▶ _Given task_:
For every line in the records that has the word "this", make a copy.

▶ _Available data_:
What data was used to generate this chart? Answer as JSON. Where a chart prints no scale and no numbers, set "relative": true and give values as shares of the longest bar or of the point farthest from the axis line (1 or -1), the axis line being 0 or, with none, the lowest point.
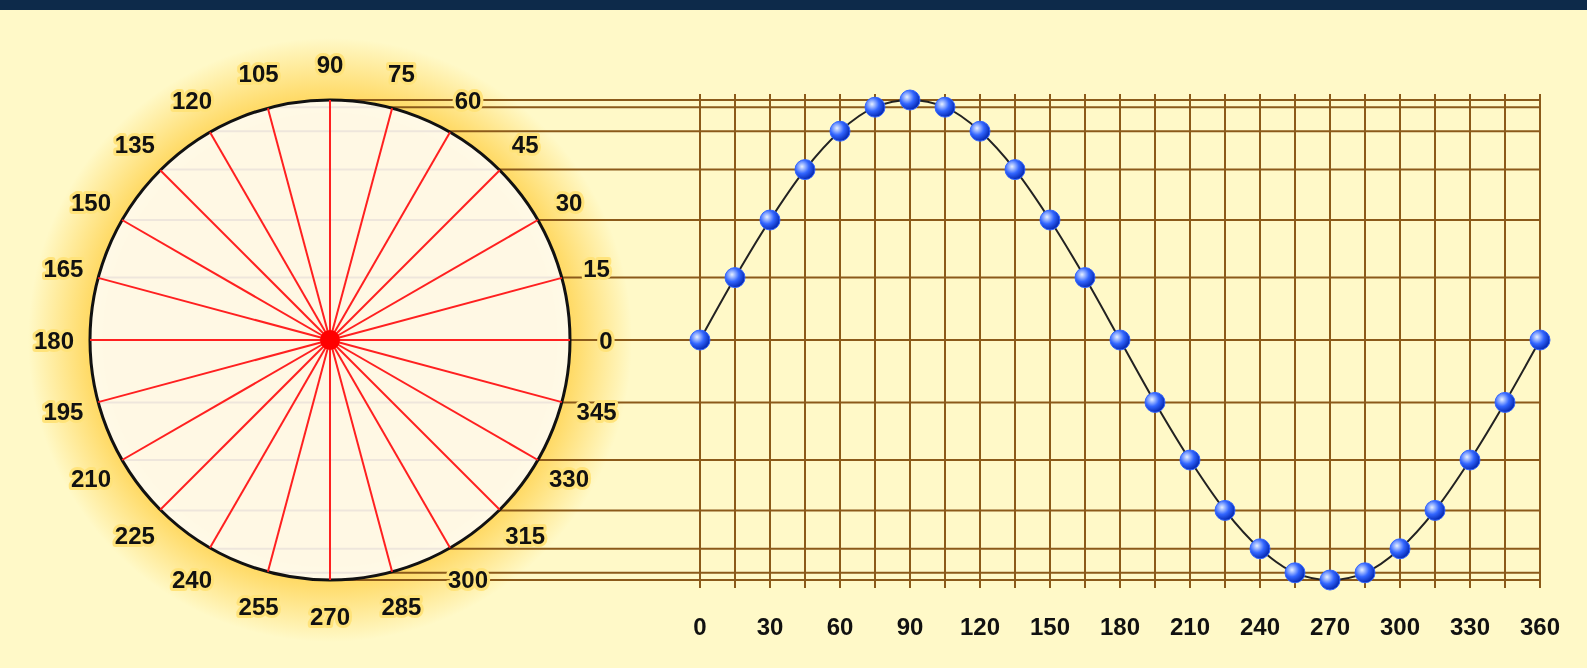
{
  "chart_data": {
    "type": "line",
    "relative": true,
    "x": [
      0,
      15,
      30,
      45,
      60,
      75,
      90,
      105,
      120,
      135,
      150,
      165,
      180,
      195,
      210,
      225,
      240,
      255,
      270,
      285,
      300,
      315,
      330,
      345,
      360
    ],
    "series": [
      {
        "color": "#3366ff",
        "values": [
          0,
          0.26,
          0.5,
          0.71,
          0.87,
          0.97,
          1,
          0.97,
          0.87,
          0.71,
          0.5,
          0.26,
          0,
          -0.26,
          -0.5,
          -0.71,
          -0.87,
          -0.97,
          -1,
          -0.97,
          -0.87,
          -0.71,
          -0.5,
          -0.26,
          0
        ]
      }
    ],
    "xlim": [
      0,
      360
    ],
    "xticks": [
      0,
      {
        "value": 15,
        "label": null
      },
      30,
      {
        "value": 45,
        "label": null
      },
      60,
      {
        "value": 75,
        "label": null
      },
      90,
      {
        "value": 105,
        "label": null
      },
      120,
      {
        "value": 135,
        "label": null
      },
      150,
      {
        "value": 165,
        "label": null
      },
      180,
      {
        "value": 195,
        "label": null
      },
      210,
      {
        "value": 225,
        "label": null
      },
      240,
      {
        "value": 255,
        "label": null
      },
      270,
      {
        "value": 285,
        "label": null
      },
      300,
      {
        "value": 315,
        "label": null
      },
      330,
      {
        "value": 345,
        "label": null
      },
      360
    ],
    "grid": true,
    "marker": "circle",
    "annotations": [
      "0",
      "15",
      "30",
      "45",
      "60",
      "75",
      "90",
      "105",
      "120",
      "135",
      "150",
      "165",
      "180",
      "195",
      "210",
      "225",
      "240",
      "255",
      "270",
      "285",
      "300",
      "315",
      "330",
      "345"
    ]
  }
}
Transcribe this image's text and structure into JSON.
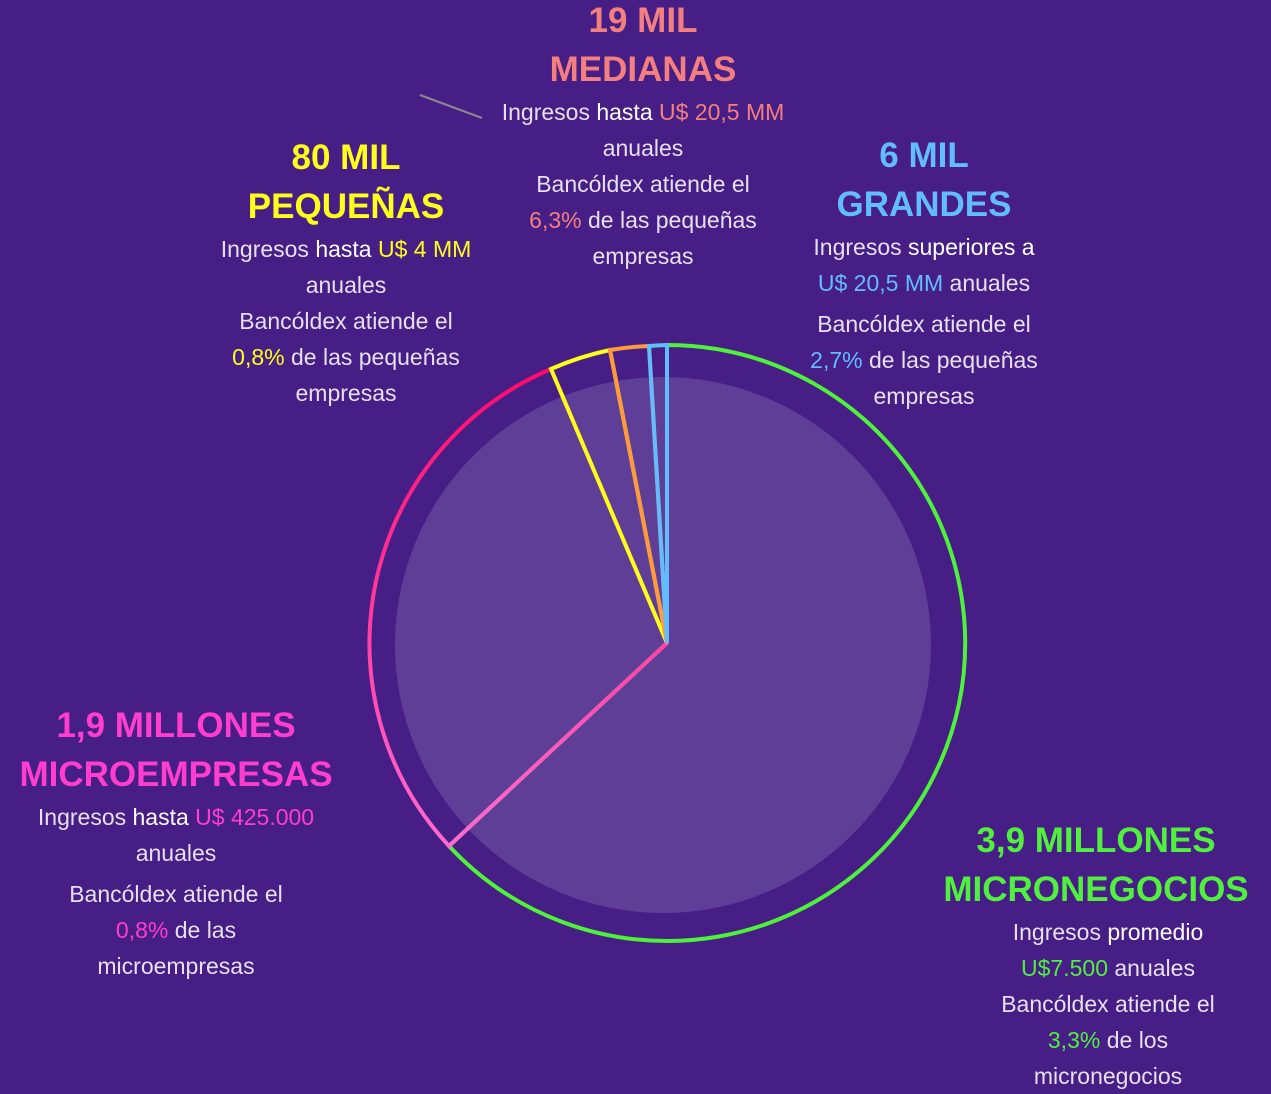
{
  "segments": [
    {
      "heading": [
        "19 MIL",
        "MEDIANAS"
      ],
      "body": [
        [
          "Ingresos",
          "hasta",
          "U$ 20,5 MM"
        ],
        [
          "anuales"
        ],
        [
          "Bancóldex atiende el"
        ],
        [
          "6,3%",
          "de las pequeñas"
        ],
        [
          "empresas"
        ]
      ]
    },
    {
      "heading": [
        "80 MIL",
        "PEQUEÑAS"
      ],
      "body": [
        [
          "Ingresos",
          "hasta",
          "U$ 4 MM"
        ],
        [
          "anuales"
        ],
        [
          "Bancóldex atiende el"
        ],
        [
          "0,8%",
          "de las pequeñas"
        ],
        [
          "empresas"
        ]
      ]
    },
    {
      "heading": [
        "6 MIL",
        "GRANDES"
      ],
      "body": [
        [
          "Ingresos",
          "superiores a"
        ],
        [
          "U$ 20,5 MM",
          "anuales"
        ],
        [
          "Bancóldex atiende el"
        ],
        [
          "2,7%",
          "de las pequeñas"
        ],
        [
          "empresas"
        ]
      ]
    },
    {
      "heading": [
        "1,9 MILLONES",
        "MICROEMPRESAS"
      ],
      "body": [
        [
          "Ingresos",
          "hasta",
          "U$ 425.000"
        ],
        [
          "anuales"
        ],
        [
          "Bancóldex atiende el"
        ],
        [
          "0,8%",
          "de las"
        ],
        [
          "microempresas"
        ]
      ]
    },
    {
      "heading": [
        "3,9 MILLONES",
        "MICRONEGOCIOS"
      ],
      "body": [
        [
          "Ingresos",
          "promedio"
        ],
        [
          "U$7.500",
          "anuales"
        ],
        [
          "Bancóldex atiende el"
        ],
        [
          "3,3%",
          "de los"
        ],
        [
          "micronegocios"
        ]
      ]
    }
  ]
}
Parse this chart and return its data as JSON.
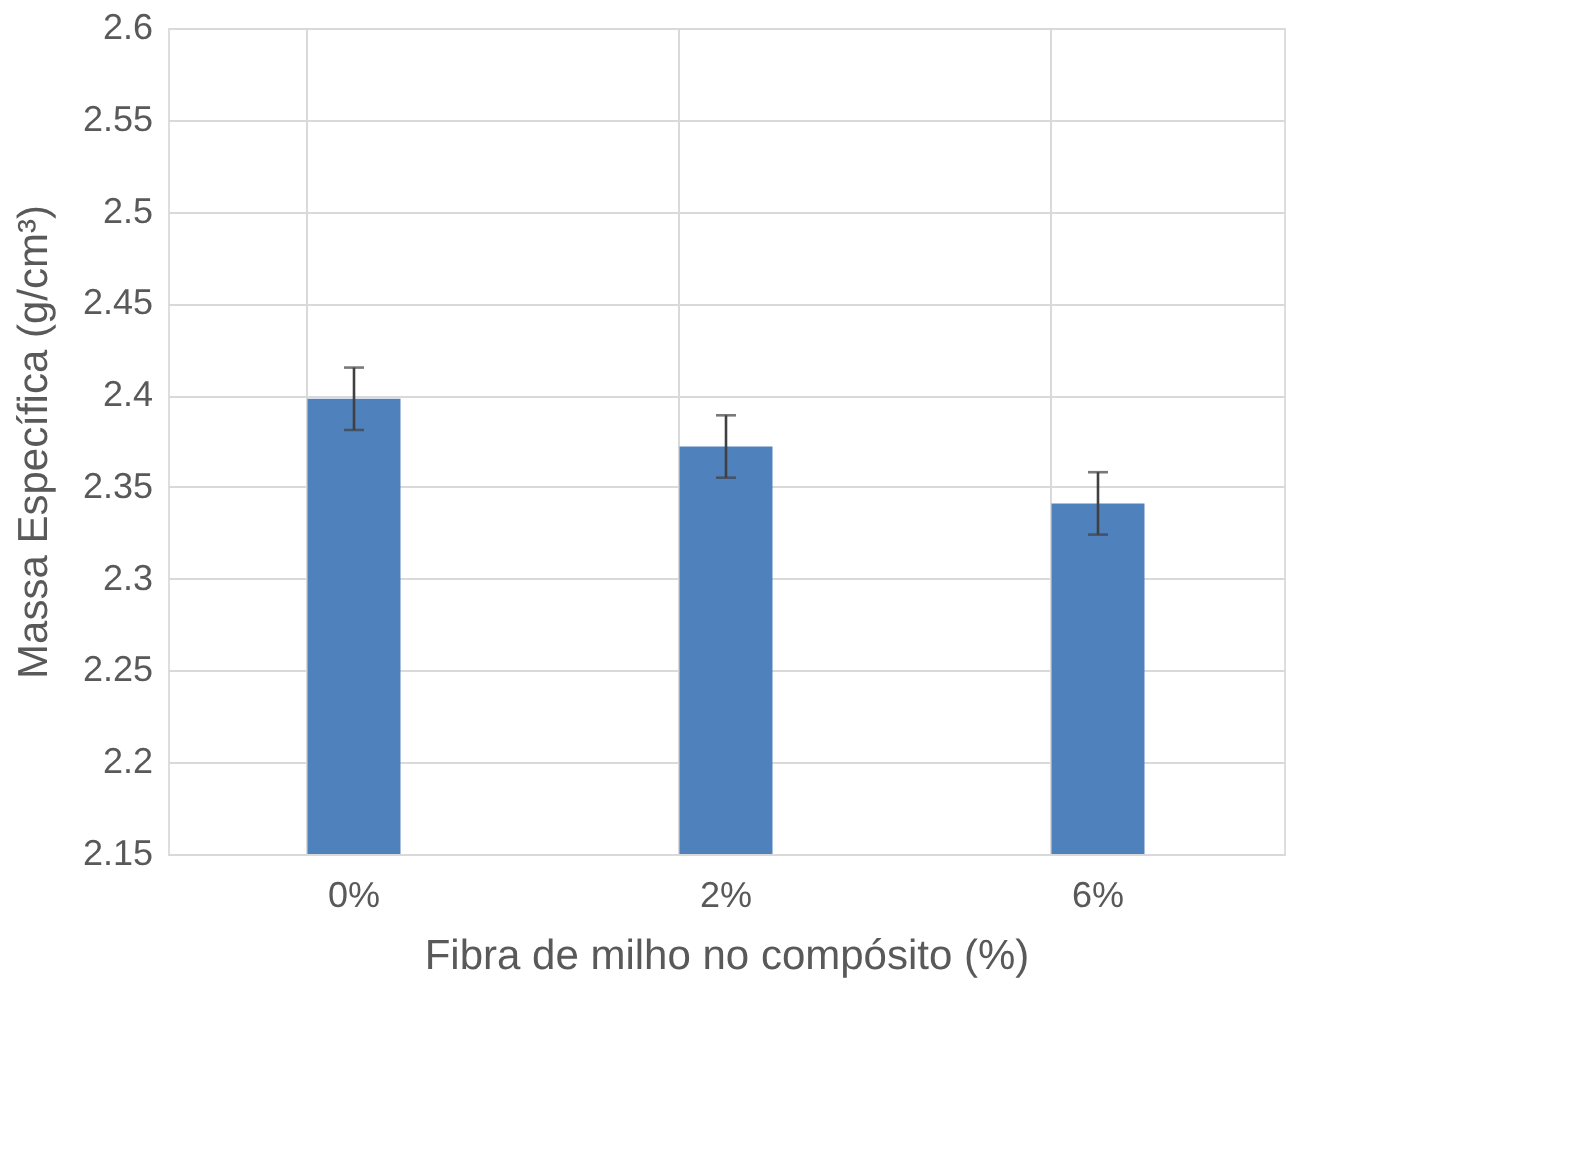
{
  "chart_data": {
    "type": "bar",
    "xlabel": "Fibra de milho no compósito (%)",
    "ylabel": "Massa Específica (g/cm³)",
    "categories": [
      "0%",
      "2%",
      "6%"
    ],
    "values": [
      2.398,
      2.372,
      2.341
    ],
    "errors": [
      0.017,
      0.017,
      0.017
    ],
    "color": "#4f81bd",
    "ylim": [
      2.15,
      2.6
    ],
    "yticks": [
      2.15,
      2.2,
      2.25,
      2.3,
      2.35,
      2.4,
      2.45,
      2.5,
      2.55,
      2.6
    ],
    "grid": true
  }
}
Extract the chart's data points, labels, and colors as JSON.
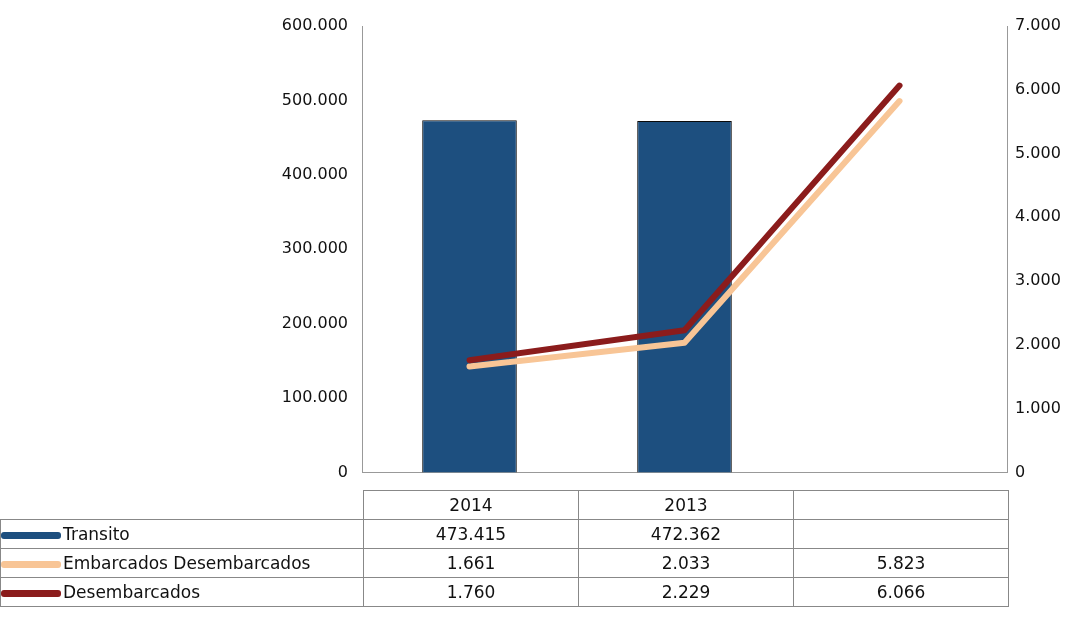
{
  "chart_data": {
    "type": "bar",
    "categories": [
      "2014",
      "2013",
      null
    ],
    "series": [
      {
        "name": "Transito",
        "color": "#1d4f7f",
        "values": [
          473415,
          472362,
          null
        ]
      },
      {
        "name": "Embarcados Desembarcados",
        "type": "line",
        "axis": "y2",
        "color": "#f8c596",
        "values": [
          1661,
          2033,
          5823
        ]
      },
      {
        "name": "Desembarcados",
        "type": "line",
        "axis": "y2",
        "color": "#8b1c1c",
        "values": [
          1760,
          2229,
          6066
        ]
      }
    ],
    "ylim": [
      0,
      600000
    ],
    "yticks": [
      {
        "value": 0,
        "label": "0"
      },
      {
        "value": 100000,
        "label": "100.000"
      },
      {
        "value": 200000,
        "label": "200.000"
      },
      {
        "value": 300000,
        "label": "300.000"
      },
      {
        "value": 400000,
        "label": "400.000"
      },
      {
        "value": 500000,
        "label": "500.000"
      },
      {
        "value": 600000,
        "label": "600.000"
      }
    ],
    "y2lim": [
      0,
      7000
    ],
    "y2ticks": [
      {
        "value": 0,
        "label": "0"
      },
      {
        "value": 1000,
        "label": "1.000"
      },
      {
        "value": 2000,
        "label": "2.000"
      },
      {
        "value": 3000,
        "label": "3.000"
      },
      {
        "value": 4000,
        "label": "4.000"
      },
      {
        "value": 5000,
        "label": "5.000"
      },
      {
        "value": 6000,
        "label": "6.000"
      },
      {
        "value": 7000,
        "label": "7.000"
      }
    ],
    "value_labels": [
      [
        "473.415",
        "472.362",
        null
      ],
      [
        "1.661",
        "2.033",
        "5.823"
      ],
      [
        "1.760",
        "2.229",
        "6.066"
      ]
    ],
    "grid": false,
    "legend": "bottom",
    "marker": "none",
    "line_style": "solid"
  }
}
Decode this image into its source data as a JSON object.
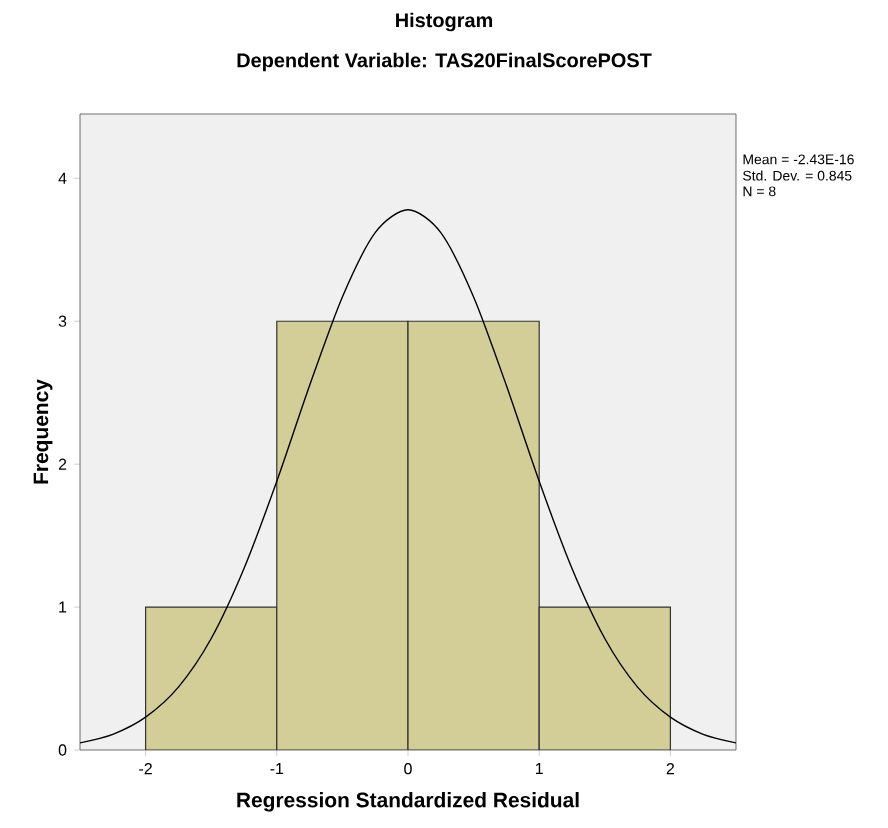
{
  "chart_data": {
    "type": "histogram",
    "title": "Histogram",
    "subtitle": "Dependent Variable: TAS20FinalScorePOST",
    "xlabel": "Regression Standardized Residual",
    "ylabel": "Frequency",
    "annotations": [
      "Mean = -2.43E-16",
      "Std. Dev. = 0.845",
      "N = 8"
    ],
    "bins": [
      -2,
      -1,
      0,
      1,
      2
    ],
    "values": [
      1,
      3,
      3,
      1
    ],
    "color": "#d3ce97",
    "xlim": [
      -2.5,
      2.5
    ],
    "ylim": [
      0,
      4.45
    ],
    "xticks": [
      -2,
      -1,
      0,
      1,
      2
    ],
    "yticks": [
      0,
      1,
      2,
      3,
      4
    ],
    "series": [
      {
        "type": "line",
        "color": "#000000",
        "x": [
          -2.5,
          -2.25,
          -2,
          -1.75,
          -1.5,
          -1.25,
          -1,
          -0.75,
          -0.5,
          -0.25,
          0,
          0.25,
          0.5,
          0.75,
          1,
          1.25,
          1.5,
          1.75,
          2,
          2.25,
          2.5
        ],
        "values": [
          0.05,
          0.11,
          0.23,
          0.44,
          0.78,
          1.27,
          1.88,
          2.55,
          3.17,
          3.62,
          3.78,
          3.62,
          3.17,
          2.55,
          1.88,
          1.27,
          0.78,
          0.44,
          0.23,
          0.11,
          0.05
        ]
      }
    ]
  }
}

▶ _Output of the task_:
What data was used to generate this chart? Answer as JSON. Where a chart prints no scale and no numbers, set "relative": true and give values as shares of the longest bar or of the point farthest from the axis line (1 or -1), the axis line being 0 or, with none, the lowest point.
Transcribe this image's text and structure into JSON.
Parse this chart and return its data as JSON.
Decode this image into its source data as a JSON object.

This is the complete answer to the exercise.